_Requirements_.
Set out every line of the records below as a numbered list, omitting blank lines. Leave the pictures out.

* * * * * * *

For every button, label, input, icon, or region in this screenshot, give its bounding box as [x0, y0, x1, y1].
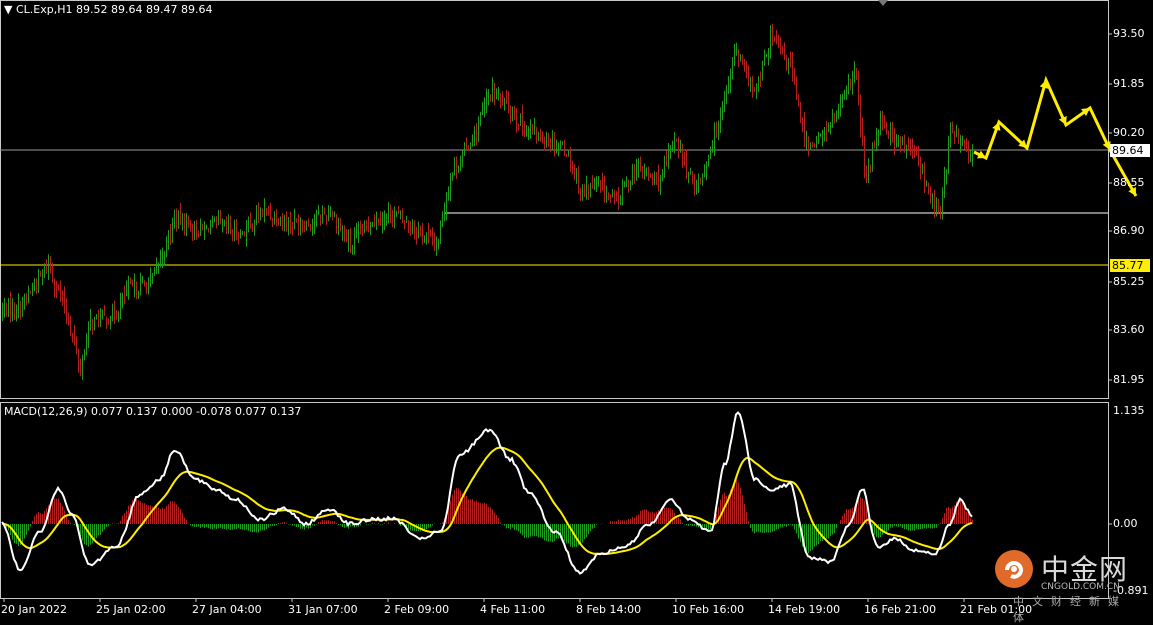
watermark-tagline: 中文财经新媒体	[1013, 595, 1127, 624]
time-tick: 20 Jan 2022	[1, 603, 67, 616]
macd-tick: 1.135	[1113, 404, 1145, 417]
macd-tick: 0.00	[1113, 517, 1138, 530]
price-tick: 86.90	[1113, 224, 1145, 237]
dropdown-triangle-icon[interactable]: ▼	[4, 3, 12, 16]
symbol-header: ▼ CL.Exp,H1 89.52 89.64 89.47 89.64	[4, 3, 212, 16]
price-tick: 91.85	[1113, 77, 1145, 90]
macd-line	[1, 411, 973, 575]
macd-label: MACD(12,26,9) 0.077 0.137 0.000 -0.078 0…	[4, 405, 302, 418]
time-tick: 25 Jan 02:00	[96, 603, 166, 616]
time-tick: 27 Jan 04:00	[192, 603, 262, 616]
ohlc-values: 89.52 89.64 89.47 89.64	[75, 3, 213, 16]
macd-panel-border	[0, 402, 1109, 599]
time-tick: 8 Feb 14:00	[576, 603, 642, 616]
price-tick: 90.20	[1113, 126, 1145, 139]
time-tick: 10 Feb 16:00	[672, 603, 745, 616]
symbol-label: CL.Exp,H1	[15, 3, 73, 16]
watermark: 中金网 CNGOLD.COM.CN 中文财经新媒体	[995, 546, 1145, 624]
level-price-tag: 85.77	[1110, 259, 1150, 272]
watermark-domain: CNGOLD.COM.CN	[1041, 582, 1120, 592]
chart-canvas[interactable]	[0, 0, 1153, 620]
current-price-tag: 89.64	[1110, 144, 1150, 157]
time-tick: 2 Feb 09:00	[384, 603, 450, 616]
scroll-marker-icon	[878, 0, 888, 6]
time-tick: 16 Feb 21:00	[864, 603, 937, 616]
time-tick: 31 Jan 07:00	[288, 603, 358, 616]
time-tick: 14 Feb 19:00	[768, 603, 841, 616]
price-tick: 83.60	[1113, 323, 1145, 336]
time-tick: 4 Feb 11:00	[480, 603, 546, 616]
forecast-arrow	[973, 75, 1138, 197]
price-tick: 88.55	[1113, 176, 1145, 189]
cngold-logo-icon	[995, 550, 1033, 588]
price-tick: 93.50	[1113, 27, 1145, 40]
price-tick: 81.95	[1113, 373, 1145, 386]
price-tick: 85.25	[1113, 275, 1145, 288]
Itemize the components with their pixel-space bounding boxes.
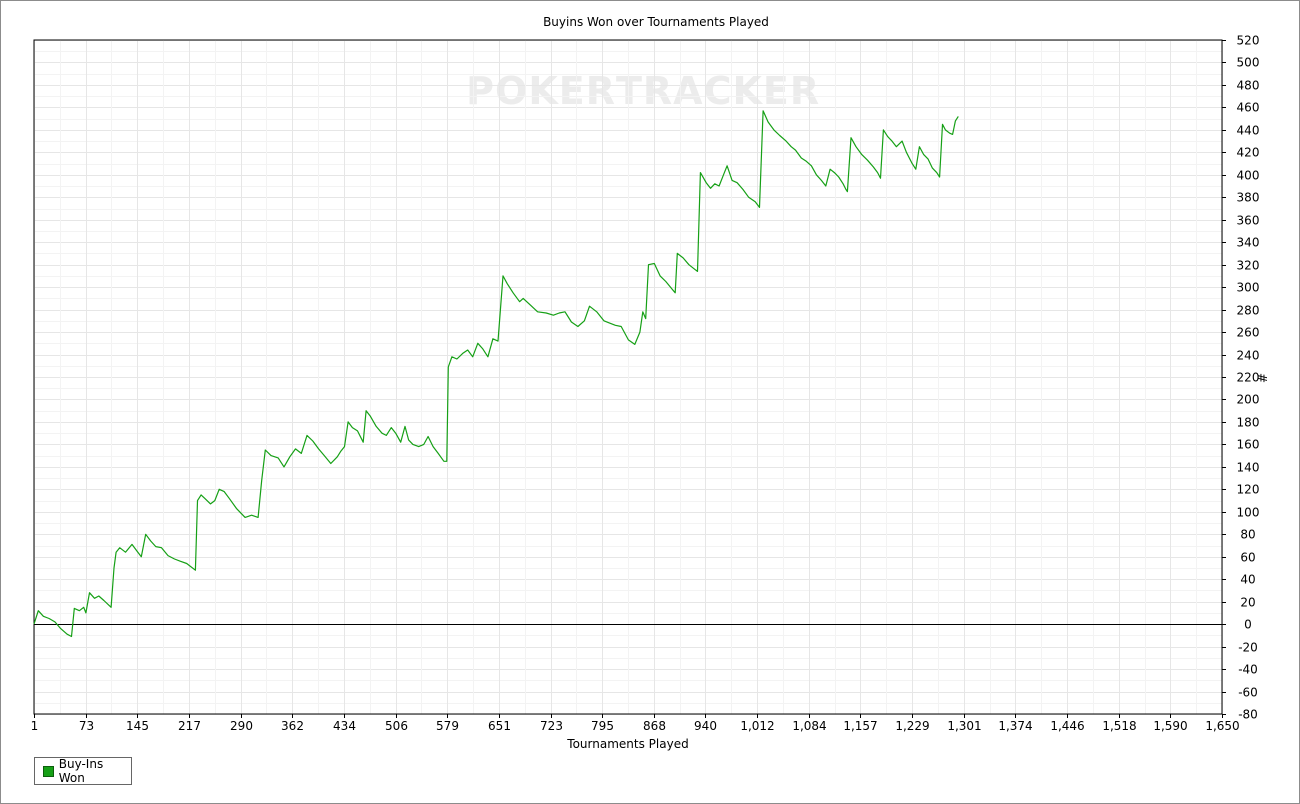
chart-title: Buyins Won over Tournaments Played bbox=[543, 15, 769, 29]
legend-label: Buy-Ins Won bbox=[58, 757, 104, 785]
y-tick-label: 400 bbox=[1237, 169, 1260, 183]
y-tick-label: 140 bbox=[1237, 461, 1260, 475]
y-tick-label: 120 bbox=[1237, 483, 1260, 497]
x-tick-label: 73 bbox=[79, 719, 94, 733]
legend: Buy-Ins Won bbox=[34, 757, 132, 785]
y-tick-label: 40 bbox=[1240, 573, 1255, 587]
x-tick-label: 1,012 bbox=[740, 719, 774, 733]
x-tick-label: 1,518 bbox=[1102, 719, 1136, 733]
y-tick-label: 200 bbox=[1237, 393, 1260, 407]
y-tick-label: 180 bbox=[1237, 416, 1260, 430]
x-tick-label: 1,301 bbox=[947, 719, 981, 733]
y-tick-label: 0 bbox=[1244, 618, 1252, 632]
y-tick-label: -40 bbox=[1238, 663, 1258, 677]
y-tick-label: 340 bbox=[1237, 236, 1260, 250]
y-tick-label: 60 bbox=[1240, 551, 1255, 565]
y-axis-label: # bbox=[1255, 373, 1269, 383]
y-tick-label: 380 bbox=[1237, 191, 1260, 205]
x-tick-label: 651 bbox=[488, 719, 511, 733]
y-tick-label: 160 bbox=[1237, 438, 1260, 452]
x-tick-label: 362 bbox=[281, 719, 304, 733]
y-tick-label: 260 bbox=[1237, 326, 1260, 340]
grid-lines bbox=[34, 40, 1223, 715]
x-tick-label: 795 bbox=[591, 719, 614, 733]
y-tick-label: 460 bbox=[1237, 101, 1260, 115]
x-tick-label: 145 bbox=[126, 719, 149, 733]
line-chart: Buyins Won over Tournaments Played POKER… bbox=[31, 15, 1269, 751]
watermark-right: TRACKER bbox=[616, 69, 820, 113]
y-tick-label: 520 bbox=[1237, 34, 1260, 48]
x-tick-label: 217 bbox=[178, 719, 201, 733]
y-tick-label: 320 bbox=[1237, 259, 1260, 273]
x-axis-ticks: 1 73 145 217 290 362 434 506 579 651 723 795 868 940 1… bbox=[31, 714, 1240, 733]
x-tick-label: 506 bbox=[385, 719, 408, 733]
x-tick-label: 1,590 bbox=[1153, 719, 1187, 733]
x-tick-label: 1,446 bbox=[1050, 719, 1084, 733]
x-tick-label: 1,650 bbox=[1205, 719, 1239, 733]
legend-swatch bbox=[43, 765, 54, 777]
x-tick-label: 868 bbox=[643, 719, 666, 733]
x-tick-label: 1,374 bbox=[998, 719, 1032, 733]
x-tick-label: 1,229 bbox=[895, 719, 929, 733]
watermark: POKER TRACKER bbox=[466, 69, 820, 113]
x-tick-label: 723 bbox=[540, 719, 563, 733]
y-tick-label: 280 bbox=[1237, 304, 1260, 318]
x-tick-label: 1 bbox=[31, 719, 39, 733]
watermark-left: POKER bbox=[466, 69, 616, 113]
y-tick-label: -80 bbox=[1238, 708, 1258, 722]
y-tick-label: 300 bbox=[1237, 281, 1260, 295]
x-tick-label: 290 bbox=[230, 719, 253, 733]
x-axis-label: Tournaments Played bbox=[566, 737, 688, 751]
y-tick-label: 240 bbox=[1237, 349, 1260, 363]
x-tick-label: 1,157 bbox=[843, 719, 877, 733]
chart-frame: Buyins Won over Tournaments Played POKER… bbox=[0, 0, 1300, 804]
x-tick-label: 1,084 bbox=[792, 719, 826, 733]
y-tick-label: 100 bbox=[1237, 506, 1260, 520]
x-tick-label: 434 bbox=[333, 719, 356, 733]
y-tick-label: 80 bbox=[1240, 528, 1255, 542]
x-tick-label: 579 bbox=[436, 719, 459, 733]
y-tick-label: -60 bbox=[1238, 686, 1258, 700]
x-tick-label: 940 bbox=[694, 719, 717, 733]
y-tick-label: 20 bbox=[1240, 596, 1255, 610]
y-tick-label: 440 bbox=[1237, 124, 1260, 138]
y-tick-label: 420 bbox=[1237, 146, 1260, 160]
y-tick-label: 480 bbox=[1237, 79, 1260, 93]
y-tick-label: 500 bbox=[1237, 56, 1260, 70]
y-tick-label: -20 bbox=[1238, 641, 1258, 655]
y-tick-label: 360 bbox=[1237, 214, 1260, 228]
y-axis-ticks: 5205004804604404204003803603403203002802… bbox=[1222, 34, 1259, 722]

* * * * * * *

_Worked solution_.
1. For every button, label, input, icon, or region in this screenshot, give its bounding box as [x0, y0, x1, y1].
2. watermark-tagline: 中文财经新媒体	[1013, 595, 1127, 624]
3. time-tick: 20 Jan 2022	[1, 603, 67, 616]
4. macd-tick: 1.135	[1113, 404, 1145, 417]
5. macd-tick: 0.00	[1113, 517, 1138, 530]
6. price-tick: 86.90	[1113, 224, 1145, 237]
7. dropdown-triangle-icon[interactable]: ▼	[4, 3, 12, 16]
8. symbol-header: ▼ CL.Exp,H1 89.52 89.64 89.47 89.64	[4, 3, 212, 16]
9. price-tick: 91.85	[1113, 77, 1145, 90]
10. macd-line	[1, 411, 973, 575]
11. macd-label: MACD(12,26,9) 0.077 0.137 0.000 -0.078 0…	[4, 405, 302, 418]
12. time-tick: 25 Jan 02:00	[96, 603, 166, 616]
13. time-tick: 27 Jan 04:00	[192, 603, 262, 616]
14. ohlc-values: 89.52 89.64 89.47 89.64	[75, 3, 213, 16]
15. macd-panel-border	[0, 402, 1109, 599]
16. time-tick: 8 Feb 14:00	[576, 603, 642, 616]
17. price-tick: 90.20	[1113, 126, 1145, 139]
18. time-tick: 10 Feb 16:00	[672, 603, 745, 616]
19. symbol-label: CL.Exp,H1	[15, 3, 73, 16]
20. watermark: 中金网 CNGOLD.COM.CN 中文财经新媒体	[995, 546, 1145, 624]
21. level-price-tag: 85.77	[1110, 259, 1150, 272]
22. watermark-domain: CNGOLD.COM.CN	[1041, 582, 1120, 592]
23. chart-canvas[interactable]	[0, 0, 1153, 620]
24. current-price-tag: 89.64	[1110, 144, 1150, 157]
25. time-tick: 2 Feb 09:00	[384, 603, 450, 616]
26. scroll-marker-icon	[878, 0, 888, 6]
27. time-tick: 16 Feb 21:00	[864, 603, 937, 616]
28. time-tick: 31 Jan 07:00	[288, 603, 358, 616]
29. time-tick: 14 Feb 19:00	[768, 603, 841, 616]
30. price-tick: 83.60	[1113, 323, 1145, 336]
31. time-tick: 4 Feb 11:00	[480, 603, 546, 616]
32. forecast-arrow	[973, 75, 1138, 197]
33. price-tick: 88.55	[1113, 176, 1145, 189]
34. cngold-logo-icon	[995, 550, 1033, 588]
35. price-tick: 93.50	[1113, 27, 1145, 40]
36. price-tick: 81.95	[1113, 373, 1145, 386]
37. price-tick: 85.25	[1113, 275, 1145, 288]
38. Itemize the components with their pixel-space bounding boxes.
39. chart-title: Buyins Won over Tournaments Played bbox=[543, 15, 769, 29]
40. legend-label: Buy-Ins Won bbox=[58, 757, 104, 785]
41. y-tick-label: 400 bbox=[1237, 169, 1260, 183]
42. y-tick-label: 140 bbox=[1237, 461, 1260, 475]
43. y-tick-label: 120 bbox=[1237, 483, 1260, 497]
44. x-tick-label: 73 bbox=[79, 719, 94, 733]
45. legend: Buy-Ins Won bbox=[34, 757, 132, 785]
46. y-tick-label: 40 bbox=[1240, 573, 1255, 587]
47. x-tick-label: 1,012 bbox=[740, 719, 774, 733]
48. x-tick-label: 1,518 bbox=[1102, 719, 1136, 733]
49. y-tick-label: 200 bbox=[1237, 393, 1260, 407]
50. y-tick-label: 180 bbox=[1237, 416, 1260, 430]
51. x-tick-label: 1,301 bbox=[947, 719, 981, 733]
52. y-tick-label: 0 bbox=[1244, 618, 1252, 632]
53. y-tick-label: -40 bbox=[1238, 663, 1258, 677]
54. y-tick-label: 340 bbox=[1237, 236, 1260, 250]
55. y-tick-label: 60 bbox=[1240, 551, 1255, 565]
56. y-axis-label: # bbox=[1255, 373, 1269, 383]
57. y-tick-label: 380 bbox=[1237, 191, 1260, 205]
58. x-tick-label: 651 bbox=[488, 719, 511, 733]
59. y-tick-label: 160 bbox=[1237, 438, 1260, 452]
60. x-tick-label: 362 bbox=[281, 719, 304, 733]
61. y-tick-label: 260 bbox=[1237, 326, 1260, 340]
62. grid-lines bbox=[34, 40, 1223, 715]
63. x-tick-label: 795 bbox=[591, 719, 614, 733]
64. y-tick-label: 460 bbox=[1237, 101, 1260, 115]
65. x-tick-label: 145 bbox=[126, 719, 149, 733]
66. line-chart: Buyins Won over Tournaments Played POKER… bbox=[31, 15, 1269, 751]
67. watermark-right: TRACKER bbox=[616, 69, 820, 113]
68. y-tick-label: 520 bbox=[1237, 34, 1260, 48]
69. x-tick-label: 217 bbox=[178, 719, 201, 733]
70. y-tick-label: 320 bbox=[1237, 259, 1260, 273]
71. x-axis-ticks: 1 73 145 217 290 362 434 506 579 651 723 795 868 940 1… bbox=[31, 714, 1240, 733]
72. x-tick-label: 506 bbox=[385, 719, 408, 733]
73. x-tick-label: 1,590 bbox=[1153, 719, 1187, 733]
74. x-tick-label: 1,446 bbox=[1050, 719, 1084, 733]
75. x-tick-label: 1,650 bbox=[1205, 719, 1239, 733]
76. legend-swatch bbox=[43, 765, 54, 777]
77. x-tick-label: 868 bbox=[643, 719, 666, 733]
78. x-tick-label: 1,374 bbox=[998, 719, 1032, 733]
79. x-tick-label: 1,229 bbox=[895, 719, 929, 733]
80. watermark: POKER TRACKER bbox=[466, 69, 820, 113]
81. x-tick-label: 723 bbox=[540, 719, 563, 733]
82. y-tick-label: 280 bbox=[1237, 304, 1260, 318]
83. x-tick-label: 1 bbox=[31, 719, 39, 733]
84. watermark-left: POKER bbox=[466, 69, 616, 113]
85. y-tick-label: -80 bbox=[1238, 708, 1258, 722]
86. y-tick-label: 300 bbox=[1237, 281, 1260, 295]
87. x-tick-label: 290 bbox=[230, 719, 253, 733]
88. x-axis-label: Tournaments Played bbox=[566, 737, 688, 751]
89. y-tick-label: 240 bbox=[1237, 349, 1260, 363]
90. x-tick-label: 1,157 bbox=[843, 719, 877, 733]
91. chart-frame: Buyins Won over Tournaments Played POKER… bbox=[0, 0, 1300, 804]
92. x-tick-label: 1,084 bbox=[792, 719, 826, 733]
93. y-tick-label: 100 bbox=[1237, 506, 1260, 520]
94. x-tick-label: 434 bbox=[333, 719, 356, 733]
95. y-tick-label: 80 bbox=[1240, 528, 1255, 542]
96. x-tick-label: 579 bbox=[436, 719, 459, 733]
97. y-tick-label: -60 bbox=[1238, 686, 1258, 700]
98. x-tick-label: 940 bbox=[694, 719, 717, 733]
99. y-tick-label: 20 bbox=[1240, 596, 1255, 610]
100. y-tick-label: 440 bbox=[1237, 124, 1260, 138]
101. y-tick-label: 420 bbox=[1237, 146, 1260, 160]
102. y-tick-label: 480 bbox=[1237, 79, 1260, 93]
103. y-tick-label: 500 bbox=[1237, 56, 1260, 70]
104. y-tick-label: -20 bbox=[1238, 641, 1258, 655]
105. y-tick-label: 360 bbox=[1237, 214, 1260, 228]
106. y-axis-ticks: 5205004804604404204003803603403203002802… bbox=[1222, 34, 1259, 722]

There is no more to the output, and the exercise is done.